- TASK TO CARRY OUT: Every line holding the word "Police" counts once. Give the total, nothing more.

- Records from a collection of figures:
★ ★ ★ ★

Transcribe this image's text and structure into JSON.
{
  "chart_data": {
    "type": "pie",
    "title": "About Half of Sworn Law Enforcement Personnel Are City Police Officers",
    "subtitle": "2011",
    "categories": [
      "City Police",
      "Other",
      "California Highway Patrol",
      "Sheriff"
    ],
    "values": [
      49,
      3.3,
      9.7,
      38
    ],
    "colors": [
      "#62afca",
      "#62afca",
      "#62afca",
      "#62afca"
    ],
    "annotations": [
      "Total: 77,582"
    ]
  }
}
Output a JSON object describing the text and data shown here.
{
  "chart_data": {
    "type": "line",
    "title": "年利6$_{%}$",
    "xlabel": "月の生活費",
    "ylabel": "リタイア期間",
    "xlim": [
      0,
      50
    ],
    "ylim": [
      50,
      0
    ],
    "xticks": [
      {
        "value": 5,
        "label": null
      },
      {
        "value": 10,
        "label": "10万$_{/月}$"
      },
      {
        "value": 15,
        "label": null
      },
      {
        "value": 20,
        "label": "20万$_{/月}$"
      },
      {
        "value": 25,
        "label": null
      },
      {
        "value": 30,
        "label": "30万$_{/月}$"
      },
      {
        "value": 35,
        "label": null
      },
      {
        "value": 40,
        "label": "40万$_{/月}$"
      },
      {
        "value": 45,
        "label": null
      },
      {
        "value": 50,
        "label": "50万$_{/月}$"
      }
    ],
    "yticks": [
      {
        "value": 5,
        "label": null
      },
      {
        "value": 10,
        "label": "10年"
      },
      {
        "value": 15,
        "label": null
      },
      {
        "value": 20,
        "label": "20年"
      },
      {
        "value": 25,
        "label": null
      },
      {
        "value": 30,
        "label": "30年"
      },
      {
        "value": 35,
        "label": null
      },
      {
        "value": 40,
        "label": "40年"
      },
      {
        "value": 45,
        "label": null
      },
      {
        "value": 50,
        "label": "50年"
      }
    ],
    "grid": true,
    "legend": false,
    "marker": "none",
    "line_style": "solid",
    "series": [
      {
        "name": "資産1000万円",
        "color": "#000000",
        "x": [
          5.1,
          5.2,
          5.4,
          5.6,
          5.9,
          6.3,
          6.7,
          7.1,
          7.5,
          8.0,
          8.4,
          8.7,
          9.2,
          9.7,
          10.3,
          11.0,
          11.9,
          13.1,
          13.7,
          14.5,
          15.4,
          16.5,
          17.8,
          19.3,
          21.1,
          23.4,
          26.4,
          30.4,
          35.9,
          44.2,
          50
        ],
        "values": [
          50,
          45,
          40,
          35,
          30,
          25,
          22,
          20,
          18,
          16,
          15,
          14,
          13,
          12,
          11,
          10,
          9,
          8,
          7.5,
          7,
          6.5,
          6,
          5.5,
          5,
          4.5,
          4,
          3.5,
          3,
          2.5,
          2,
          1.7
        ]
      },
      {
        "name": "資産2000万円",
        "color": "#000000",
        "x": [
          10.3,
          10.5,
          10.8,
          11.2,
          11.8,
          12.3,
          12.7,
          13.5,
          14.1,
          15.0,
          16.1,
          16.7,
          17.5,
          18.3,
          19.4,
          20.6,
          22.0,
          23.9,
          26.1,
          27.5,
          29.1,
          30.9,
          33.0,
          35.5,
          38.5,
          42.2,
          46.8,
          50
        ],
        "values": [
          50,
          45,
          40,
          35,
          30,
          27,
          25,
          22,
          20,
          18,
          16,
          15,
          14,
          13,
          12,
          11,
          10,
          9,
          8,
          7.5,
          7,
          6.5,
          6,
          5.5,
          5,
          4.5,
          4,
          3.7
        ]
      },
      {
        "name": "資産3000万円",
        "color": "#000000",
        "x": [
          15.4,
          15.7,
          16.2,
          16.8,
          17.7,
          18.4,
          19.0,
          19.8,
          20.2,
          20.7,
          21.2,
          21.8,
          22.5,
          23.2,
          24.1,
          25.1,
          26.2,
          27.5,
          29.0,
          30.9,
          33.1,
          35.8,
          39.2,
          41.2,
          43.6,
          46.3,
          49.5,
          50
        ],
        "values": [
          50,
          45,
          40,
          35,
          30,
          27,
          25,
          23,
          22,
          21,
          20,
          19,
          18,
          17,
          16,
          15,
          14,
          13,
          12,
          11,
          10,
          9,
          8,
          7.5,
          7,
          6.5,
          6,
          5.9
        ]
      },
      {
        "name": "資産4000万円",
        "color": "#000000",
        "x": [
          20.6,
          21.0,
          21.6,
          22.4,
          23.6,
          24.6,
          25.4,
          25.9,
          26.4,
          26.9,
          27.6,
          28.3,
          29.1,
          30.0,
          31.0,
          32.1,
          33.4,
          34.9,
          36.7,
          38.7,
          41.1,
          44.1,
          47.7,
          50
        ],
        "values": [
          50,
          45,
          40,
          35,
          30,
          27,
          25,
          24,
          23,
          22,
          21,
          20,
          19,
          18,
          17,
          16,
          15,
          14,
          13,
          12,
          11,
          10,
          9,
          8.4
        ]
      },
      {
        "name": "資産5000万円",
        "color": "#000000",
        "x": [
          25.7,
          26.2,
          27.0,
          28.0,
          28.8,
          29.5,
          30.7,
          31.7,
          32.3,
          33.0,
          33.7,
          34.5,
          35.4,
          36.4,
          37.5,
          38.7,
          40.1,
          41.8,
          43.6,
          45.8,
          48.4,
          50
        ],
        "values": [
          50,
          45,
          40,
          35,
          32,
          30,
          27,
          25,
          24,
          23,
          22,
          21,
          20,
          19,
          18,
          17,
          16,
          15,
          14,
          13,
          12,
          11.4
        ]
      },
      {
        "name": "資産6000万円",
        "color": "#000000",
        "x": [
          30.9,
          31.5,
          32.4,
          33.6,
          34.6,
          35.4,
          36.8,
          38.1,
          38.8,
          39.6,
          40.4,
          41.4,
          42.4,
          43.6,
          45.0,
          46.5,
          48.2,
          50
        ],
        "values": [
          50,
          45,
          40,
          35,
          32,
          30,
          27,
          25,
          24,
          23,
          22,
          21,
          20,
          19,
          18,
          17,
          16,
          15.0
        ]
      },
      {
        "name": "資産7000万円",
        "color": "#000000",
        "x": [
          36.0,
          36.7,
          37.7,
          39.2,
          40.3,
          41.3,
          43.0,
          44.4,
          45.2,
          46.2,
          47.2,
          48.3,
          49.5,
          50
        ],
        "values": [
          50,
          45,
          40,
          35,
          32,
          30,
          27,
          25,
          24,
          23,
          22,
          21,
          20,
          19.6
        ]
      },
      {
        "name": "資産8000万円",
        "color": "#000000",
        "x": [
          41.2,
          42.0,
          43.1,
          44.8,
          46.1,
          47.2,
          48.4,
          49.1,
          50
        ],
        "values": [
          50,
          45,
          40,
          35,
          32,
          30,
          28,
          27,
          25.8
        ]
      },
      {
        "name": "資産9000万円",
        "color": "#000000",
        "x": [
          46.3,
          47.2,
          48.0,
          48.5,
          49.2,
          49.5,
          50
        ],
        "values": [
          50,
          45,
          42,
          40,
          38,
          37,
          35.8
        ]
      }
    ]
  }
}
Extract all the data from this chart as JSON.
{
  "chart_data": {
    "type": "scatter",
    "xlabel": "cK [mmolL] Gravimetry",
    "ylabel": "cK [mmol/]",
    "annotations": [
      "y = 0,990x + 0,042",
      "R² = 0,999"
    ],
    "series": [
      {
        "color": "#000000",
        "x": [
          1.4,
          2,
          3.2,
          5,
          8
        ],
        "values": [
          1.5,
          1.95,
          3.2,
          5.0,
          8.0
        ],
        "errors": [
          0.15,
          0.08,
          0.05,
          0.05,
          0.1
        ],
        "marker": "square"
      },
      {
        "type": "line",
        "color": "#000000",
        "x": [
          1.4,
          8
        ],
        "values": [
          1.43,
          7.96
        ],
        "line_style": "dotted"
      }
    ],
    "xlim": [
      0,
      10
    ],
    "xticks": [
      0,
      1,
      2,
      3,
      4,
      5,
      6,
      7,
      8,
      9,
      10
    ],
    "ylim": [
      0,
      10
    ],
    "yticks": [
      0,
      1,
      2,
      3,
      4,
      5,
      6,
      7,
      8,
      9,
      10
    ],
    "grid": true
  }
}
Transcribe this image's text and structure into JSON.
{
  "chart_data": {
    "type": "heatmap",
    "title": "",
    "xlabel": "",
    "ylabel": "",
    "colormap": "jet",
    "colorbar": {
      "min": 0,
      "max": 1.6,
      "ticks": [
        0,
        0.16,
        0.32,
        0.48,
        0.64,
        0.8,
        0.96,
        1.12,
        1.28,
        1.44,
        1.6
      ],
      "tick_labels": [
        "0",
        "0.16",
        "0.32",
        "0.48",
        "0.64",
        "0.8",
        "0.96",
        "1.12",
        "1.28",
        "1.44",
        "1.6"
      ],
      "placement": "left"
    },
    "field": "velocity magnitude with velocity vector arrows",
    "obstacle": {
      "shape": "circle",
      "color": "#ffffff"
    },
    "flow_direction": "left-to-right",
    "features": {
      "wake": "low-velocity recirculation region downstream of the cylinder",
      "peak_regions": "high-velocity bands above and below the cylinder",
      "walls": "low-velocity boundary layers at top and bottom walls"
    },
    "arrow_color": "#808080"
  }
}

★ ★ ★ ★

- OUTPUT FOR THIS EXERCISE: 2